▸ **WORK TO DO**: Go through the lines below. Copy those with "name".

──────── SOURCE RECORDS

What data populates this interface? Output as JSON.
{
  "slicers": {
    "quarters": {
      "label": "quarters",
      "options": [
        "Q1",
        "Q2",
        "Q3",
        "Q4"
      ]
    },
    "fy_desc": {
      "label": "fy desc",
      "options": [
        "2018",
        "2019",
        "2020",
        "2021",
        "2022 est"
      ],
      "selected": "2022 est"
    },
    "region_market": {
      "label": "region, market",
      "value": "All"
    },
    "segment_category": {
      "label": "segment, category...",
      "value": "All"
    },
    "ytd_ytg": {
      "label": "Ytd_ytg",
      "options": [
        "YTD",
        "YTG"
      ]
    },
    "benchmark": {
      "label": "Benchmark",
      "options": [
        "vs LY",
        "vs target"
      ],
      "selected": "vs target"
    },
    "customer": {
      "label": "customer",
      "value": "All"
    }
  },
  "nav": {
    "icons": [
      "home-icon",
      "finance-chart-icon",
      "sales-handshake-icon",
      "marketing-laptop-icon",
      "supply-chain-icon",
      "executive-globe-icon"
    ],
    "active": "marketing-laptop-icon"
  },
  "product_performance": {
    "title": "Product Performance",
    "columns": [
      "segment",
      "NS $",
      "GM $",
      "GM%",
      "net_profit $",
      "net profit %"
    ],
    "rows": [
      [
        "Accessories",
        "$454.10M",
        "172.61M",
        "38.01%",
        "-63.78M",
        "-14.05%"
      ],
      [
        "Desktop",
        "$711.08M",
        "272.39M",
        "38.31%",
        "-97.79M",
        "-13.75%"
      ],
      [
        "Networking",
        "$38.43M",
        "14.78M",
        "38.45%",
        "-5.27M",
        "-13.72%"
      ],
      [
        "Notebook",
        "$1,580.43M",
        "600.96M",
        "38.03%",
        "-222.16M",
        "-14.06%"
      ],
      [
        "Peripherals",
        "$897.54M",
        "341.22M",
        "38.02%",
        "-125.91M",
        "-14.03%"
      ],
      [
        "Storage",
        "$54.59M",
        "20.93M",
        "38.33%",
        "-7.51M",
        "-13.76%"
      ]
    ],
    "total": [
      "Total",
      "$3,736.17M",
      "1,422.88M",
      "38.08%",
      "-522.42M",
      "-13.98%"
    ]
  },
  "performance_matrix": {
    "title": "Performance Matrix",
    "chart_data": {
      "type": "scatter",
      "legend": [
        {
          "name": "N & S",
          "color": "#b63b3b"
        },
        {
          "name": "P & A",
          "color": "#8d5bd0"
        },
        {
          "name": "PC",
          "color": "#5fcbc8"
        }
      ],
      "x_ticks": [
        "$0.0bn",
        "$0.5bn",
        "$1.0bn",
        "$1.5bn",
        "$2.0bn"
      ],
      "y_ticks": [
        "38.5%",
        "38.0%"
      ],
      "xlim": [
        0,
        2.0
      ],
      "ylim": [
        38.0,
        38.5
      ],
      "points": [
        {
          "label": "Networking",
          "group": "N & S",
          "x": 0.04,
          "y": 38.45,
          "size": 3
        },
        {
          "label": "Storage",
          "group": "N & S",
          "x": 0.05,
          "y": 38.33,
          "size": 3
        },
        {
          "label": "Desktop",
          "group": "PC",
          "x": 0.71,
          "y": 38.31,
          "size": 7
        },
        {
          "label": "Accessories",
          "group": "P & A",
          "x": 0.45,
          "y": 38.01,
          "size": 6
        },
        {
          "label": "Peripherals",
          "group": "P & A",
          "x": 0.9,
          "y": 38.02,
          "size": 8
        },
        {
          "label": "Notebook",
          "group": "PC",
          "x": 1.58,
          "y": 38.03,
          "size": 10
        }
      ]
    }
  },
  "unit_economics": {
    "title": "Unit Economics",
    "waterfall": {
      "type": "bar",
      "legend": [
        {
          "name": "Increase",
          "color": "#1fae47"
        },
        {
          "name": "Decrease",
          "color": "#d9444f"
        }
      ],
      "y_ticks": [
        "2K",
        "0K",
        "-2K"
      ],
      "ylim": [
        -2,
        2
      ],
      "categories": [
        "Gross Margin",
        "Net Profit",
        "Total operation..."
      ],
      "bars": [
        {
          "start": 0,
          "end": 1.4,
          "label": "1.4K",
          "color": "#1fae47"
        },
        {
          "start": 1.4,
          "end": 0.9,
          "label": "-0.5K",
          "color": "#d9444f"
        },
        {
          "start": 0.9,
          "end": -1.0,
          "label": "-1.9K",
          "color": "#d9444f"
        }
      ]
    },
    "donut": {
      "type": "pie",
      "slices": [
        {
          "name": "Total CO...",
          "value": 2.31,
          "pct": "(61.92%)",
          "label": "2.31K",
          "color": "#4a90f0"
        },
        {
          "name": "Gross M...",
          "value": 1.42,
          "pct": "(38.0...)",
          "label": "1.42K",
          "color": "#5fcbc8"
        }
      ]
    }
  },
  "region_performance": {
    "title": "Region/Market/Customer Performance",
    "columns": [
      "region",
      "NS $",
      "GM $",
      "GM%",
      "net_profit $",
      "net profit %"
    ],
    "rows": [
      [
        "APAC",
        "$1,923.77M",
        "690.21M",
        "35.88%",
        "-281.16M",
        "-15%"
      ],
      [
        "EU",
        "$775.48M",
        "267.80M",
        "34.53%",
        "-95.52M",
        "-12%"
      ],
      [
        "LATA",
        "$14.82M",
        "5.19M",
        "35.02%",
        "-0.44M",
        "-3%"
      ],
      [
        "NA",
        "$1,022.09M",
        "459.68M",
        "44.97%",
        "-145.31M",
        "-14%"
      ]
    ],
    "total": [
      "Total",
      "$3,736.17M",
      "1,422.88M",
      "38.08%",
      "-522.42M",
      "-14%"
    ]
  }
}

────────────────

▸ **WORKED ANSWER**:
          "name": "N & S",
          "name": "P & A",
          "name": "PC",
          "name": "Increase",
          "name": "Decrease",
          "name": "Total CO...",
          "name": "Gross M...",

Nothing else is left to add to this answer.